Directions
Write out the data again in full, exactly as it reads.

[Entries from a dataset]
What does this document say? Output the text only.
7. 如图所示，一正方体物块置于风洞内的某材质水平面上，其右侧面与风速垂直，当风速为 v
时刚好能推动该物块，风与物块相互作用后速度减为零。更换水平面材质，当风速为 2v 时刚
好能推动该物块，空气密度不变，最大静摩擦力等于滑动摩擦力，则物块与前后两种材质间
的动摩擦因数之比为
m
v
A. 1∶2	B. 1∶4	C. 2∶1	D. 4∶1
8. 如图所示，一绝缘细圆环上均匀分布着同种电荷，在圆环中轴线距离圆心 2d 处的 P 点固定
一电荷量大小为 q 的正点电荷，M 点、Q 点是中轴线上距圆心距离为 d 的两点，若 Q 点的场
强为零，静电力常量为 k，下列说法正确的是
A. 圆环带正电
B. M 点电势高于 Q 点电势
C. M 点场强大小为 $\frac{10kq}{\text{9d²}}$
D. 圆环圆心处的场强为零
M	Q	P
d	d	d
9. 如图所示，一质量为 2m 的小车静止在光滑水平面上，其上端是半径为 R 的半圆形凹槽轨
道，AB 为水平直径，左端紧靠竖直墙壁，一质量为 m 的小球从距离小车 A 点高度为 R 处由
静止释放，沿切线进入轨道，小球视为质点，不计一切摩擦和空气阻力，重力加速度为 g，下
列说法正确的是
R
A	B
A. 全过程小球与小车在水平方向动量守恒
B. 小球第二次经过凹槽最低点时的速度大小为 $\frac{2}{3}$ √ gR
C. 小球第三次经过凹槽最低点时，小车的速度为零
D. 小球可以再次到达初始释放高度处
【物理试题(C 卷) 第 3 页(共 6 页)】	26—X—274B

Exercise answer
What does this document say? Output the text only.
7. 如图所示，一正方体物块置于风洞内的某材质水平面上，其右侧面与风速垂直，当风速为 v
时刚好能推动该物块，风与物块相互作用后速度减为零。更换水平面材质，当风速为 2v 时刚
好能推动该物块，空气密度不变，最大静摩擦力等于滑动摩擦力，则物块与前后两种材质间
的动摩擦因数之比为
m
v
A. 1∶2	B. 1∶4	C. 2∶1	D. 4∶1
8. 如图所示，一绝缘细圆环上均匀分布着同种电荷，在圆环中轴线距离圆心 2d 处的 P 点固定
一电荷量大小为 q 的正点电荷，M 点、Q 点是中轴线上距圆心距离为 d 的两点，若 Q 点的场
强为零，静电力常量为 k，下列说法正确的是
A. 圆环带正电
B. M 点电势高于 Q 点电势
C. M 点场强大小为 $\frac{10kq}{\text{9d²}}$
D. 圆环圆心处的场强为零
M	Q	P
d	d	d
9. 如图所示，一质量为 2m 的小车静止在光滑水平面上，其上端是半径为 R 的半圆形凹槽轨
道，AB 为水平直径，左端紧靠竖直墙壁，一质量为 m 的小球从距离小车 A 点高度为 R 处由
静止释放，沿切线进入轨道，小球视为质点，不计一切摩擦和空气阻力，重力加速度为 g，下
列说法正确的是
R
A	B
A. 全过程小球与小车在水平方向动量守恒
B. 小球第二次经过凹槽最低点时的速度大小为 $\frac{2}{3}$ √ gR
C. 小球第三次经过凹槽最低点时，小车的速度为零
D. 小球可以再次到达初始释放高度处
【物理试题(C 卷) 第 3 页(共 6 页)】	26—X—274B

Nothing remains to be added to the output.